Exercise objective: Copy each line that has the string "FEMEA" somewhere in it.

###

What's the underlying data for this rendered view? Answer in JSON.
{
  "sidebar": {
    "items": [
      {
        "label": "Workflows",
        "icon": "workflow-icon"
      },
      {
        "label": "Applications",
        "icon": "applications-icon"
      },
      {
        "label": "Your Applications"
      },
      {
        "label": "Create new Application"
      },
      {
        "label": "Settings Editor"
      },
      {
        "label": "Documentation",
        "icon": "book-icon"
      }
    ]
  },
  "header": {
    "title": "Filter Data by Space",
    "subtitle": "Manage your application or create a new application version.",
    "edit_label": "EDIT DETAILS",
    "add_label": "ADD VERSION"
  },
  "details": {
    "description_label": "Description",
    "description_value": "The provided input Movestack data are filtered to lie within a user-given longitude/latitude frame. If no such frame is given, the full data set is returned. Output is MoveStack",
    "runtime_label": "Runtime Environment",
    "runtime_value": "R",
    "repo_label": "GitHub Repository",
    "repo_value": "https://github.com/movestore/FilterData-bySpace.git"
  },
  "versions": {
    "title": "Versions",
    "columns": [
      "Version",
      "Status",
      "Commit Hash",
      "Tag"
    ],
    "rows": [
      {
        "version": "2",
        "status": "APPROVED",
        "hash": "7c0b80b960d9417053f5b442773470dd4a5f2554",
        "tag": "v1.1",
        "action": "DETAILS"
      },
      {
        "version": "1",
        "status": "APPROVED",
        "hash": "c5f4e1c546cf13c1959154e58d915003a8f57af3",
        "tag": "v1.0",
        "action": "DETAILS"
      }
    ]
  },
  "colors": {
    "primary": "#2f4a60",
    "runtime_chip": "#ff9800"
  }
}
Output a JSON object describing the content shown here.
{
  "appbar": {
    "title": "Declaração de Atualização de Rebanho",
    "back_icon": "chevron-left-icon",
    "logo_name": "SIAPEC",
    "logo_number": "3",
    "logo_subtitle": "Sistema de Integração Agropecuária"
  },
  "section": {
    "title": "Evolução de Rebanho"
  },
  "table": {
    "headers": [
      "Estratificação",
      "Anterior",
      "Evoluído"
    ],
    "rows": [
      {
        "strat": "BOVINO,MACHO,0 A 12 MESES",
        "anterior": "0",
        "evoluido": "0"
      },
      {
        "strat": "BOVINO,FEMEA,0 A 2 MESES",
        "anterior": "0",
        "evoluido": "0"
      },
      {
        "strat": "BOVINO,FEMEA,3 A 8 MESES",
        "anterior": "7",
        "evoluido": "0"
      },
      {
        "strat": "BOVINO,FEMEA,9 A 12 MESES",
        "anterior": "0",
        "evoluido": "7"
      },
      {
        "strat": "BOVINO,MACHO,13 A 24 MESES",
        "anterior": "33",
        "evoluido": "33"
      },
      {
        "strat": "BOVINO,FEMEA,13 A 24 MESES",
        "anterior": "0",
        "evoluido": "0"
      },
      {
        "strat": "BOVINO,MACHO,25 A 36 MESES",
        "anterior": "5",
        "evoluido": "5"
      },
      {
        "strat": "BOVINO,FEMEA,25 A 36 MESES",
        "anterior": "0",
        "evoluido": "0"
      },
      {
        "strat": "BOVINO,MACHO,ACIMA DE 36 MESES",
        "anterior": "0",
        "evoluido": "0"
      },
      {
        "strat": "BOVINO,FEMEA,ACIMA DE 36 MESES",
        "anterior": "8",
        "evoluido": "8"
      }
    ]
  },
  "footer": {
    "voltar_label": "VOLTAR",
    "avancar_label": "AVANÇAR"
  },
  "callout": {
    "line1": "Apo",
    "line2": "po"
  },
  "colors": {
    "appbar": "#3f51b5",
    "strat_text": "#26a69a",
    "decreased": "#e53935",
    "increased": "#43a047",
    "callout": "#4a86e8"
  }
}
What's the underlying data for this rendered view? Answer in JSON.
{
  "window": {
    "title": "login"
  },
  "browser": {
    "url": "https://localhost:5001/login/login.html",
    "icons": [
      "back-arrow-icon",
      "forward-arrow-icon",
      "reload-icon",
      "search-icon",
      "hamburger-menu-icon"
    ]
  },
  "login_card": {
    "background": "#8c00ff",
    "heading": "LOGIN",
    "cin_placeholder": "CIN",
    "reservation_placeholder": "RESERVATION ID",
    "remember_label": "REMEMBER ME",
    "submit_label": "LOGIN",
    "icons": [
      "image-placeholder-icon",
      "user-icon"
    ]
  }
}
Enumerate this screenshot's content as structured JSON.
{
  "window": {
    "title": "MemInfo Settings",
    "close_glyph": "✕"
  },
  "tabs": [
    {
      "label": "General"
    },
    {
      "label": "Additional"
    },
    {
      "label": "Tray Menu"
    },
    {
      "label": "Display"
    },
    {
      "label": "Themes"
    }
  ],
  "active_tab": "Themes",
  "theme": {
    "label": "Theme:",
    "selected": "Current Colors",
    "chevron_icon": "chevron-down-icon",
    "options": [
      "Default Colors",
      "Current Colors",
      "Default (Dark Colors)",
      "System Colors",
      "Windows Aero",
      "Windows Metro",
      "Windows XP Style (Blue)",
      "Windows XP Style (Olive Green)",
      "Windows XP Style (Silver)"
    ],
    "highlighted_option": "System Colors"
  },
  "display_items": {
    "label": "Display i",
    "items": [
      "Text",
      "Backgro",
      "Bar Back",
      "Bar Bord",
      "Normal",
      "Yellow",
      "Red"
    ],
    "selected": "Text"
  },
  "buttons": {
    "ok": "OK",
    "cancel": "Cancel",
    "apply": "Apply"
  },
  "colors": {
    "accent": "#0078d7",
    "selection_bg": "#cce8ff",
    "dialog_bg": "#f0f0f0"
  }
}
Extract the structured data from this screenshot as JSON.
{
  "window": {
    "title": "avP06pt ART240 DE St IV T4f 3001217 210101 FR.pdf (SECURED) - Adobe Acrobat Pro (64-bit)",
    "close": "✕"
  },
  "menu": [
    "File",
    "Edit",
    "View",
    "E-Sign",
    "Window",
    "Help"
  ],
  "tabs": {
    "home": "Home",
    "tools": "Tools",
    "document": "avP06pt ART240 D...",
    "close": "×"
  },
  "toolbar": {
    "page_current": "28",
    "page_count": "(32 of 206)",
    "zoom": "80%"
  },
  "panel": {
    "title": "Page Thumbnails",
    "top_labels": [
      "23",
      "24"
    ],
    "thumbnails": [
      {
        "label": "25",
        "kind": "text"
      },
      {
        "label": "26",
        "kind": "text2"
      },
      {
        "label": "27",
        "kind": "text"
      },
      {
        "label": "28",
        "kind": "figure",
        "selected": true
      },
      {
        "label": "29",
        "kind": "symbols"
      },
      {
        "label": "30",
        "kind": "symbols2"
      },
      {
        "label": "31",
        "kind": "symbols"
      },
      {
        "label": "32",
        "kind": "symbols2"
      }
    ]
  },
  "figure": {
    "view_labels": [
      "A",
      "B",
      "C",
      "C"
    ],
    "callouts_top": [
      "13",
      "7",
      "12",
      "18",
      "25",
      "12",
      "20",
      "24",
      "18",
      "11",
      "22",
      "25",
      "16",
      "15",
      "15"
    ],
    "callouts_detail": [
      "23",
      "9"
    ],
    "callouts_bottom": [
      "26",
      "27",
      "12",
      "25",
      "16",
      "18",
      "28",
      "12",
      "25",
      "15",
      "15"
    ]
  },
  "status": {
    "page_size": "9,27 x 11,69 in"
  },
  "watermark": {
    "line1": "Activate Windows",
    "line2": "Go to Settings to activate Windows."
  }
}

###

Correct answer:
        "strat": "BOVINO,FEMEA,0 A 2 MESES",
        "strat": "BOVINO,FEMEA,3 A 8 MESES",
        "strat": "BOVINO,FEMEA,9 A 12 MESES",
        "strat": "BOVINO,FEMEA,13 A 24 MESES",
        "strat": "BOVINO,FEMEA,25 A 36 MESES",
        "strat": "BOVINO,FEMEA,ACIMA DE 36 MESES",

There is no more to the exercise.